Goal
Write each line out exactly, leaving none out.

Listing
============================================================

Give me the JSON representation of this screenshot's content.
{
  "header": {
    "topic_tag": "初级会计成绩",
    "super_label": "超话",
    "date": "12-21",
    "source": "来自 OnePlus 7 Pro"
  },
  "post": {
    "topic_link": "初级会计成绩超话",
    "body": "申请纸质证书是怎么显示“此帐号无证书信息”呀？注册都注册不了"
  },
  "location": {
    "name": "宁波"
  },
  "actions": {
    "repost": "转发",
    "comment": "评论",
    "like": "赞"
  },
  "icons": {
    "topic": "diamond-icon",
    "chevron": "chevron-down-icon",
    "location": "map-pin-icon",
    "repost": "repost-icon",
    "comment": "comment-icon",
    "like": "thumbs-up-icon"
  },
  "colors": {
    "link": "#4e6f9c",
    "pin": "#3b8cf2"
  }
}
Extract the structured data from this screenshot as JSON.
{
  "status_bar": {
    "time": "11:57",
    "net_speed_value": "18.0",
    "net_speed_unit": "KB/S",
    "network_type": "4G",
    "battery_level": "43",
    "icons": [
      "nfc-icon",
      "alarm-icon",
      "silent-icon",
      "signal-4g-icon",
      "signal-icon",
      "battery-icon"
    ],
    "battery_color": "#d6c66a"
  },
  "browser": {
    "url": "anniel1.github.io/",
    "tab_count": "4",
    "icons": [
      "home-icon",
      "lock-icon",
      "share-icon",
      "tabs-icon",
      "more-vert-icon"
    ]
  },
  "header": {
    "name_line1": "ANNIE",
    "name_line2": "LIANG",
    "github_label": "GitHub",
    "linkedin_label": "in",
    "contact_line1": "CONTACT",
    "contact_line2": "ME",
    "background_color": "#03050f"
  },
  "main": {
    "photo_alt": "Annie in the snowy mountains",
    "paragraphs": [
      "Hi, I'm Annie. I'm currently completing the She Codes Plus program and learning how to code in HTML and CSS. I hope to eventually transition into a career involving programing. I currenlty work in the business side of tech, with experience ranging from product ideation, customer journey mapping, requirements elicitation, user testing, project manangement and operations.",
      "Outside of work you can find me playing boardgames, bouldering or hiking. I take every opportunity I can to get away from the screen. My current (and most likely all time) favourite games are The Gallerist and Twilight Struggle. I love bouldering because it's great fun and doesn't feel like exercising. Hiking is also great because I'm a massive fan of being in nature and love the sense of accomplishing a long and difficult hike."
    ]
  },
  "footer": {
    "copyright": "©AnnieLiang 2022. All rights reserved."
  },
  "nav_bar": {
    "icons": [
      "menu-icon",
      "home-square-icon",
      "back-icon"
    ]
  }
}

============================================================

Exercise answer
Give me the JSON representation of this screenshot's content.
{
  "header": {
    "topic_tag": "初级会计成绩",
    "super_label": "超话",
    "date": "12-21",
    "source": "来自 OnePlus 7 Pro"
  },
  "post": {
    "topic_link": "初级会计成绩超话",
    "body": "申请纸质证书是怎么显示“此帐号无证书信息”呀？注册都注册不了"
  },
  "location": {
    "name": "宁波"
  },
  "actions": {
    "repost": "转发",
    "comment": "评论",
    "like": "赞"
  },
  "icons": {
    "topic": "diamond-icon",
    "chevron": "chevron-down-icon",
    "location": "map-pin-icon",
    "repost": "repost-icon",
    "comment": "comment-icon",
    "like": "thumbs-up-icon"
  },
  "colors": {
    "link": "#4e6f9c",
    "pin": "#3b8cf2"
  }
}
Extract the structured data from this screenshot as JSON.
{
  "status_bar": {
    "time": "11:57",
    "net_speed_value": "18.0",
    "net_speed_unit": "KB/S",
    "network_type": "4G",
    "battery_level": "43",
    "icons": [
      "nfc-icon",
      "alarm-icon",
      "silent-icon",
      "signal-4g-icon",
      "signal-icon",
      "battery-icon"
    ],
    "battery_color": "#d6c66a"
  },
  "browser": {
    "url": "anniel1.github.io/",
    "tab_count": "4",
    "icons": [
      "home-icon",
      "lock-icon",
      "share-icon",
      "tabs-icon",
      "more-vert-icon"
    ]
  },
  "header": {
    "name_line1": "ANNIE",
    "name_line2": "LIANG",
    "github_label": "GitHub",
    "linkedin_label": "in",
    "contact_line1": "CONTACT",
    "contact_line2": "ME",
    "background_color": "#03050f"
  },
  "main": {
    "photo_alt": "Annie in the snowy mountains",
    "paragraphs": [
      "Hi, I'm Annie. I'm currently completing the She Codes Plus program and learning how to code in HTML and CSS. I hope to eventually transition into a career involving programing. I currenlty work in the business side of tech, with experience ranging from product ideation, customer journey mapping, requirements elicitation, user testing, project manangement and operations.",
      "Outside of work you can find me playing boardgames, bouldering or hiking. I take every opportunity I can to get away from the screen. My current (and most likely all time) favourite games are The Gallerist and Twilight Struggle. I love bouldering because it's great fun and doesn't feel like exercising. Hiking is also great because I'm a massive fan of being in nature and love the sense of accomplishing a long and difficult hike."
    ]
  },
  "footer": {
    "copyright": "©AnnieLiang 2022. All rights reserved."
  },
  "nav_bar": {
    "icons": [
      "menu-icon",
      "home-square-icon",
      "back-icon"
    ]
  }
}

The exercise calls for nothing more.